[SET EXERCISE] Find the word "JSON" in the material below and gather every line that contains it.

+++ DATA RECORDS +++

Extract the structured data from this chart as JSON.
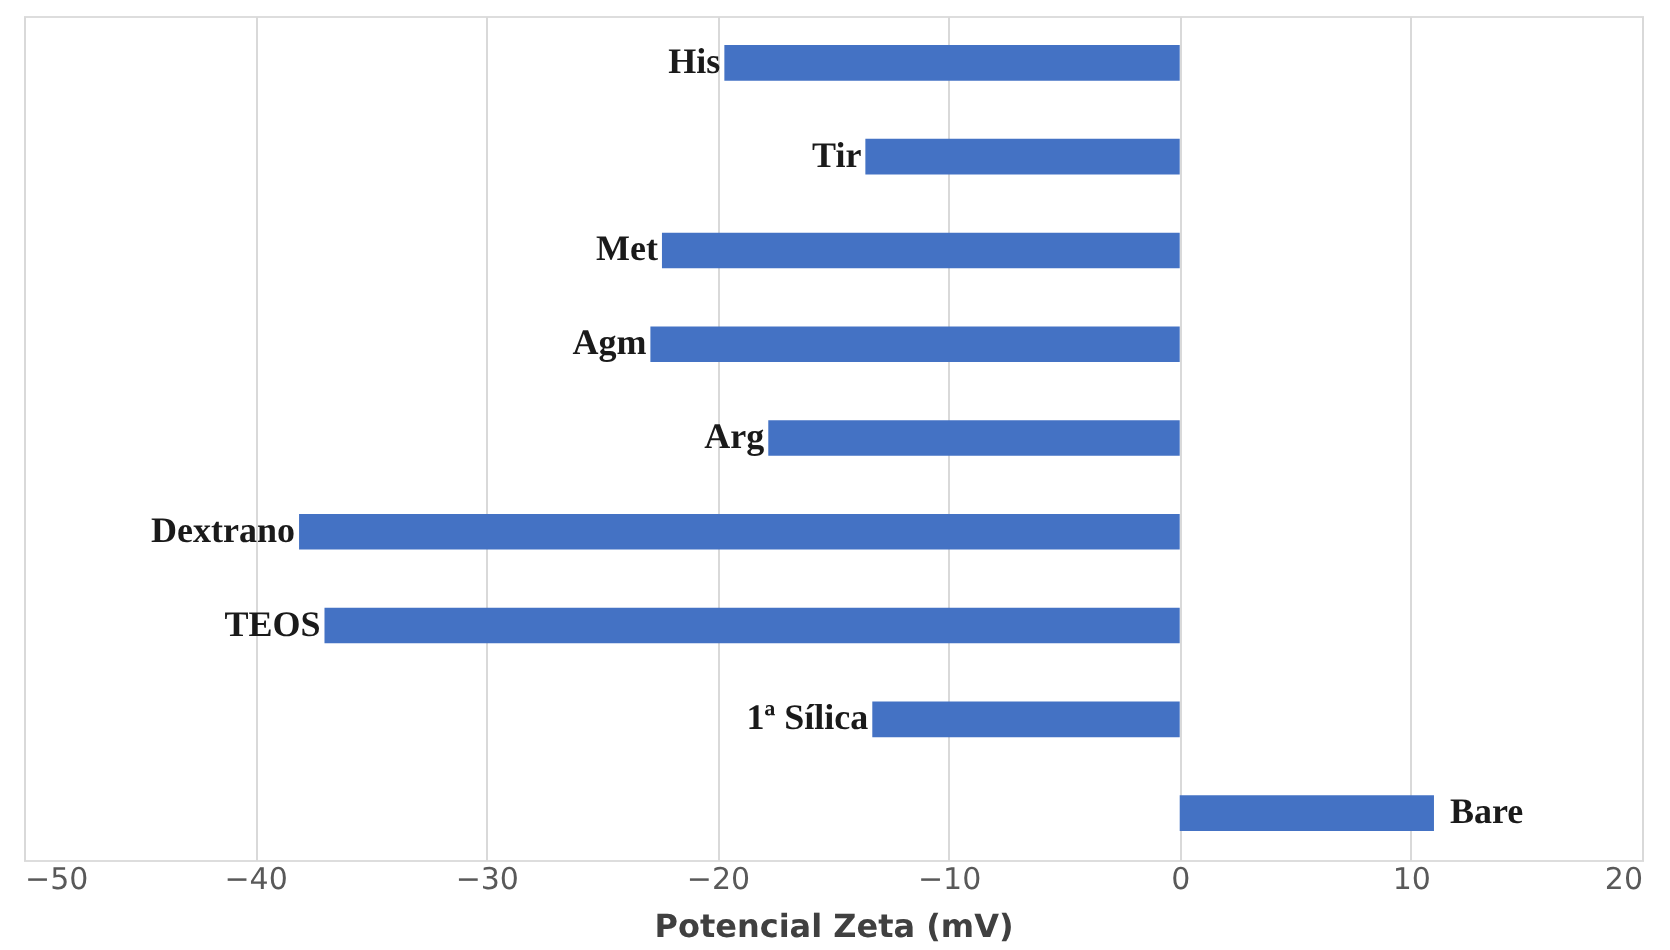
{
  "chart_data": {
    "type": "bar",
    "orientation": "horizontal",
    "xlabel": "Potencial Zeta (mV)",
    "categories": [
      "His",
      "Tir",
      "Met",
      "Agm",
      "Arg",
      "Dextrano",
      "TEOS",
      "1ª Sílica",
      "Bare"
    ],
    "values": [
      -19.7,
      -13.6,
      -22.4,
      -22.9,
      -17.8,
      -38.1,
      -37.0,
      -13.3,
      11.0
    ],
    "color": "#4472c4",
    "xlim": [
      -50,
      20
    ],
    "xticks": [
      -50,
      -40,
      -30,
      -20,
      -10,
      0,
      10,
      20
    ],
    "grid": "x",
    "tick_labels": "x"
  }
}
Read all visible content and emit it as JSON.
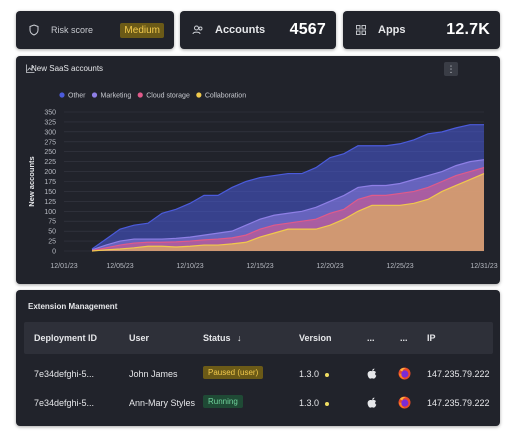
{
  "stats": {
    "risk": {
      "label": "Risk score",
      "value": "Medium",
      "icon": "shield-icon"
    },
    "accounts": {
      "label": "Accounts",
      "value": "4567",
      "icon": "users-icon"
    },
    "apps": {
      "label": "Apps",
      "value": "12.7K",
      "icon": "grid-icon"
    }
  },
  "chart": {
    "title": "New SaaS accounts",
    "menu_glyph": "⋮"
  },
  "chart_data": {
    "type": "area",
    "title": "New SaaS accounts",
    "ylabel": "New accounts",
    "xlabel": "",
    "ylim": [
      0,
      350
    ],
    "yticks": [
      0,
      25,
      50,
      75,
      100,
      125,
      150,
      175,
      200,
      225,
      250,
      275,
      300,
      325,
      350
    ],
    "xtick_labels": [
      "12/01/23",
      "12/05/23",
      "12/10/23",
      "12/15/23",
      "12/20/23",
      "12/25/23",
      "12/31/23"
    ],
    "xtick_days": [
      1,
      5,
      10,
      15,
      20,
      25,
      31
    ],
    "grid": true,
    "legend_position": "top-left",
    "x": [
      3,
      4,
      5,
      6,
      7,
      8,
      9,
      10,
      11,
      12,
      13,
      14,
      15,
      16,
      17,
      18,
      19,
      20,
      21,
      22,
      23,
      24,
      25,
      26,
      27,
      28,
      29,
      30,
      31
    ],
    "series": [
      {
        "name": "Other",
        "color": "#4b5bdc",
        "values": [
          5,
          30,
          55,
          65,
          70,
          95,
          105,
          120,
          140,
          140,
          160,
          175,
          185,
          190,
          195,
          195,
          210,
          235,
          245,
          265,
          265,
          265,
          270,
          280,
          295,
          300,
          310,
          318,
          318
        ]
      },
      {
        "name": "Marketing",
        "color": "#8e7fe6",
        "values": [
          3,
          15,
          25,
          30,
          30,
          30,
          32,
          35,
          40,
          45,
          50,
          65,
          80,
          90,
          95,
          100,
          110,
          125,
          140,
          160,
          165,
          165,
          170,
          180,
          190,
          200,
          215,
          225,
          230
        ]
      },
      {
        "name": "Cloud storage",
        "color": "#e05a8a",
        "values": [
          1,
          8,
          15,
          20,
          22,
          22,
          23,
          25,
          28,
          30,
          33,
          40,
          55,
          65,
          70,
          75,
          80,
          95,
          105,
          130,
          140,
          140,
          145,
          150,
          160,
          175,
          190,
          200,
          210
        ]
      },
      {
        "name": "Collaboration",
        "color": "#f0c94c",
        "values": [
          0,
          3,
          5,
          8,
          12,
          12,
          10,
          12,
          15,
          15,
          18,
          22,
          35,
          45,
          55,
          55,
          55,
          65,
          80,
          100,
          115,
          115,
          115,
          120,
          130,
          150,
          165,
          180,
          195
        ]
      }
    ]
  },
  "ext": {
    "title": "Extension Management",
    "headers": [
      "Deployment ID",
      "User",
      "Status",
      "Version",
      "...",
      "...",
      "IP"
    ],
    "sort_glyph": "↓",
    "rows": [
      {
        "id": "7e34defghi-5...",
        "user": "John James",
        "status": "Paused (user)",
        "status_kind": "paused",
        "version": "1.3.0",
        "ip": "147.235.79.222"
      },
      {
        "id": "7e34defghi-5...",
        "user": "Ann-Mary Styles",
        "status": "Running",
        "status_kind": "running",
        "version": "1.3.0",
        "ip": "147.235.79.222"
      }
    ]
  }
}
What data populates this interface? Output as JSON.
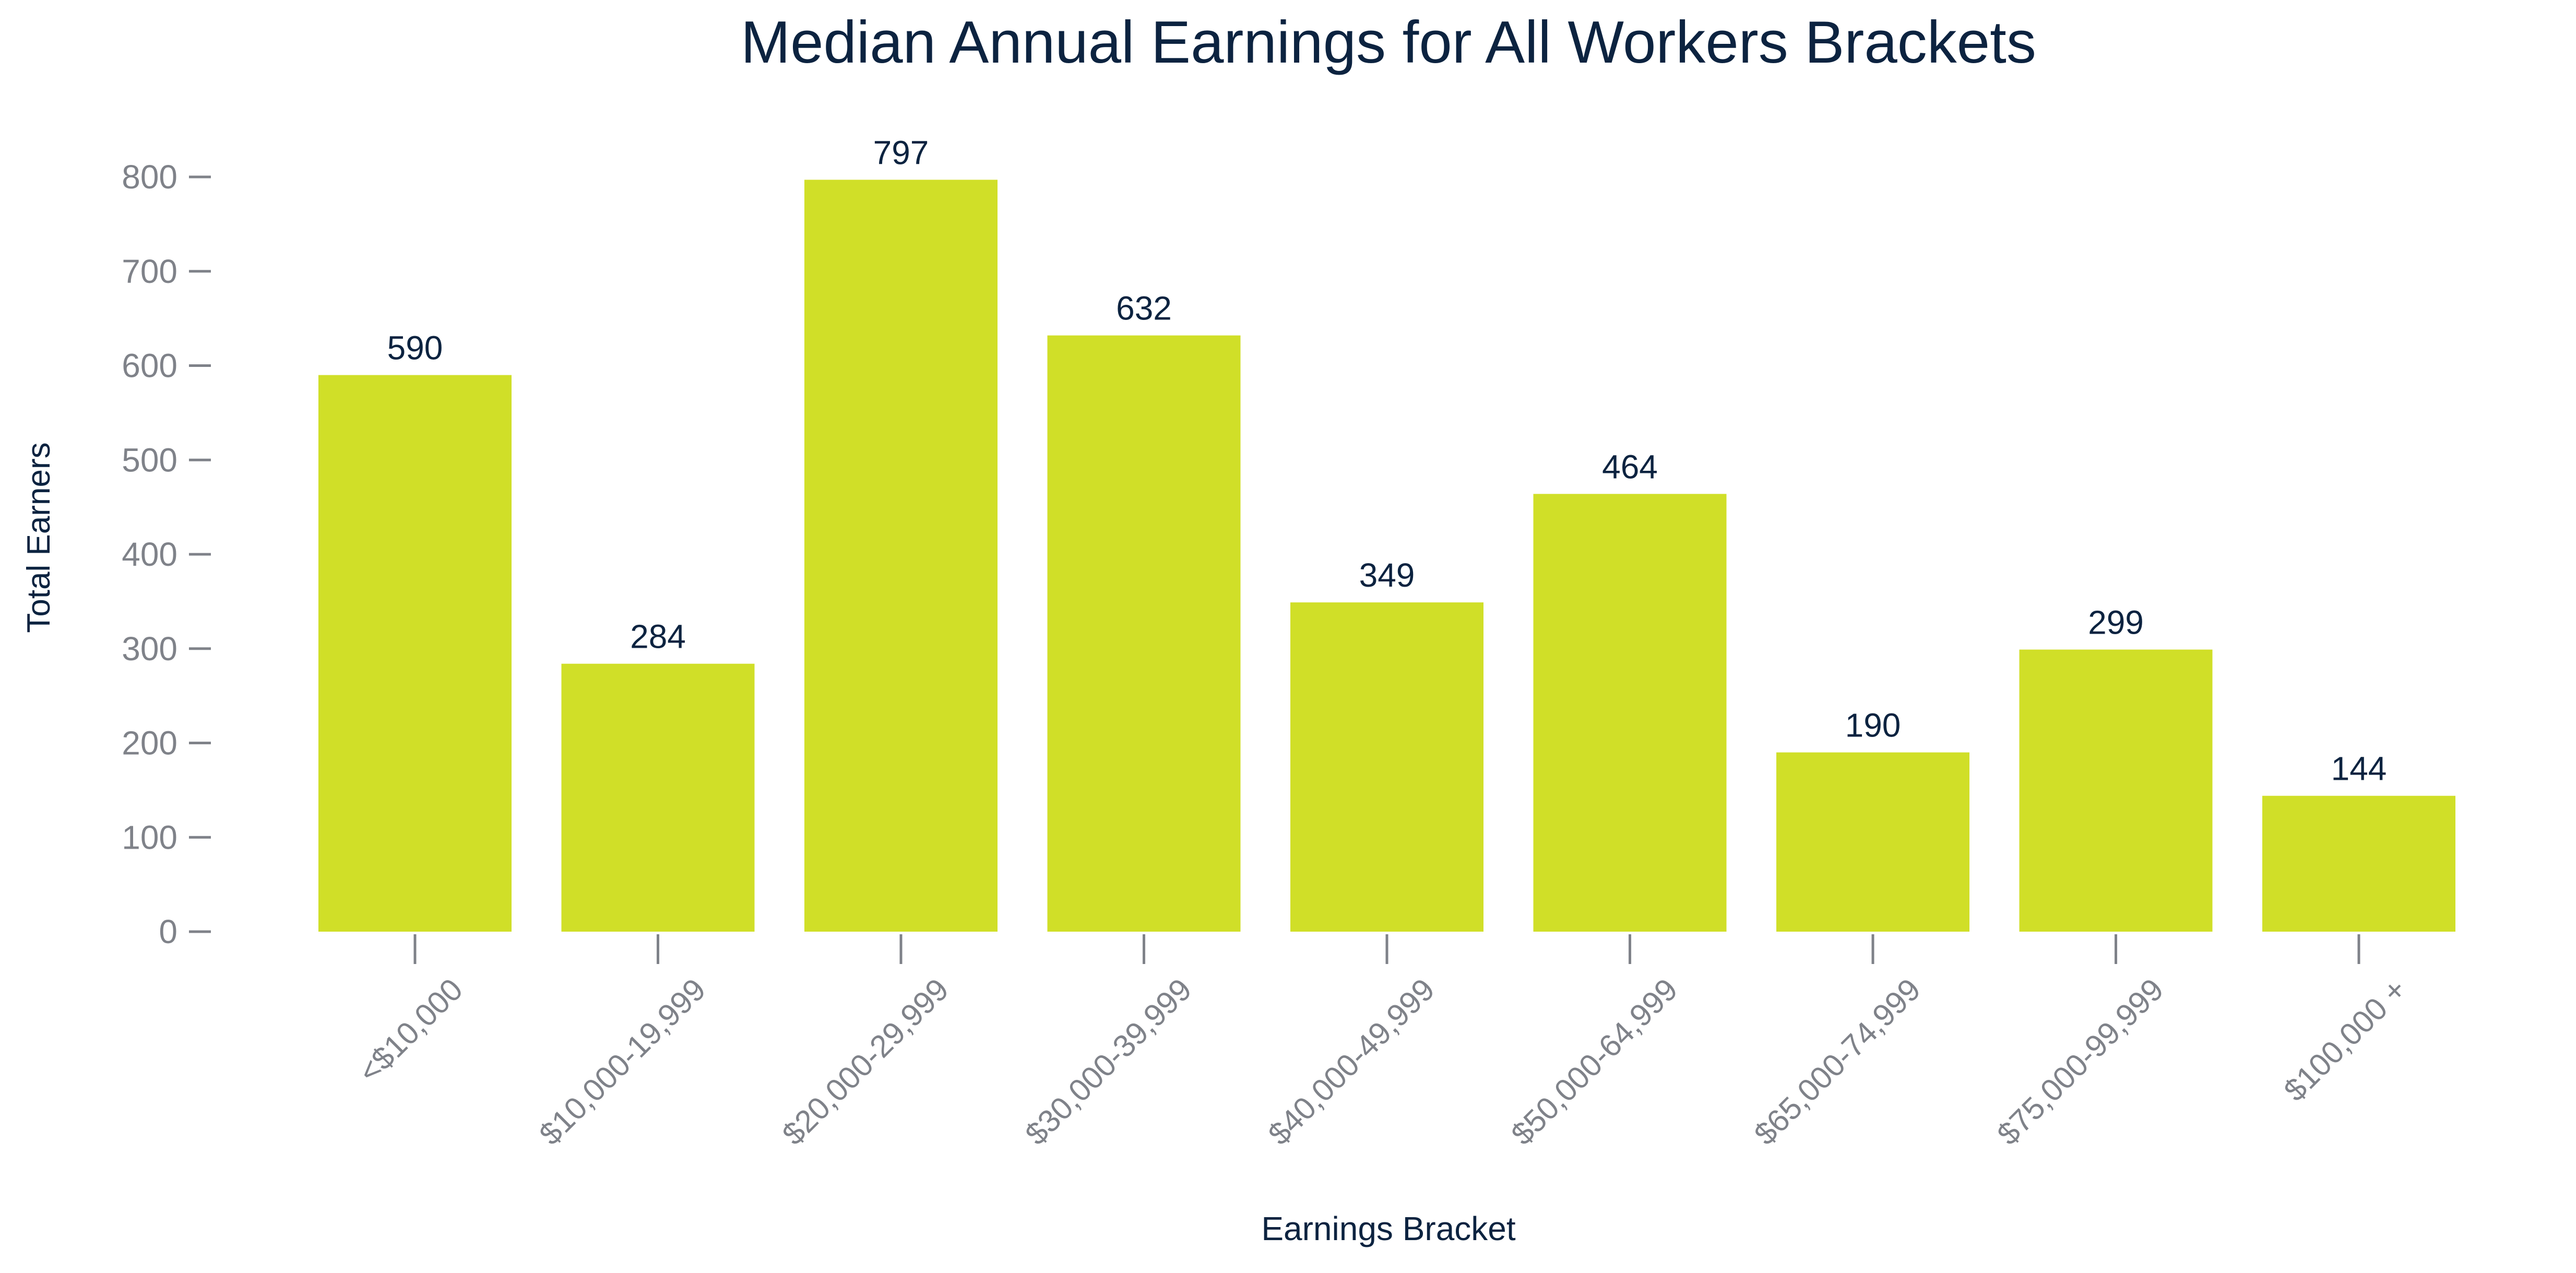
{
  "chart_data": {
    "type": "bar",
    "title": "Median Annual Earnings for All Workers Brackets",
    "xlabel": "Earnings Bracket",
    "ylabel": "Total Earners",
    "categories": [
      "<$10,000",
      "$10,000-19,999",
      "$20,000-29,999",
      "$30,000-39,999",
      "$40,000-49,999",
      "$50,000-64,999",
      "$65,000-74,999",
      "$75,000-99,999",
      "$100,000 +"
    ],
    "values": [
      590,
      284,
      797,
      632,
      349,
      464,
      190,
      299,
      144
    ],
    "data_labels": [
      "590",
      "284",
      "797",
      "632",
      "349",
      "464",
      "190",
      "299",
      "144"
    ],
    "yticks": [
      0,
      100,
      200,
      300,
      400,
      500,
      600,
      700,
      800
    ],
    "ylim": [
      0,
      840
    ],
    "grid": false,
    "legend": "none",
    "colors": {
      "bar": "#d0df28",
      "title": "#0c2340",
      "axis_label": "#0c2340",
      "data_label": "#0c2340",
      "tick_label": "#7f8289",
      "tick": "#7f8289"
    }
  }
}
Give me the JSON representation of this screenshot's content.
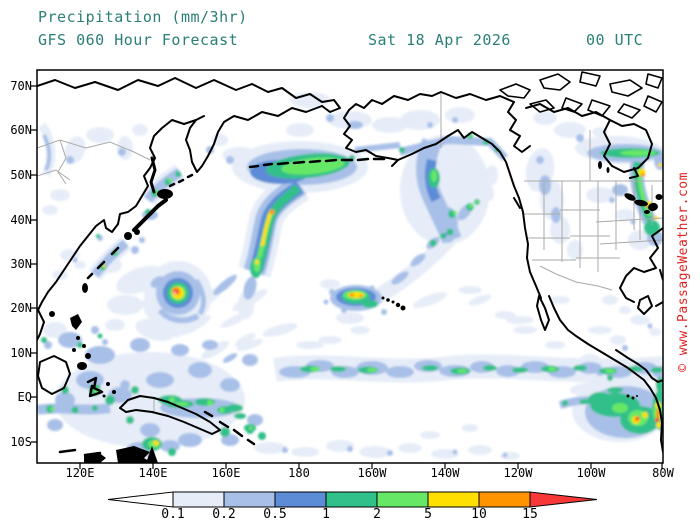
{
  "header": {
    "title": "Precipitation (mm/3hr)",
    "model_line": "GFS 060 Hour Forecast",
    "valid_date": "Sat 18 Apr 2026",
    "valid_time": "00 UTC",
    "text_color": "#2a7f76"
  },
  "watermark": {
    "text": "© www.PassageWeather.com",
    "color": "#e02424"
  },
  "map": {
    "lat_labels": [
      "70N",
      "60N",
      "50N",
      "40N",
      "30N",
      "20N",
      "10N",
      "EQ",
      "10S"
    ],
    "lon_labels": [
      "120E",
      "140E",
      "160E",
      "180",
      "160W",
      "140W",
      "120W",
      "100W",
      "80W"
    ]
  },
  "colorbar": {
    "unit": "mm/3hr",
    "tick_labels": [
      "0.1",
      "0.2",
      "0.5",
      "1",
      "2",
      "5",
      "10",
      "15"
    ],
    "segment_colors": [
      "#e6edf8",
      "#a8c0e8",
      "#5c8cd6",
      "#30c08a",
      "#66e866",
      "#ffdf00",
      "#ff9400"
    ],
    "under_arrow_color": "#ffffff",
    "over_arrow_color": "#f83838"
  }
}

+++

[RESULT OF THIS EXERCISE]
Extract the structured data from this chart as JSON.
Read all visible content and emit it as JSON.
What data populates this interface? Output as JSON.
Give me the JSON representation of this screenshot's content.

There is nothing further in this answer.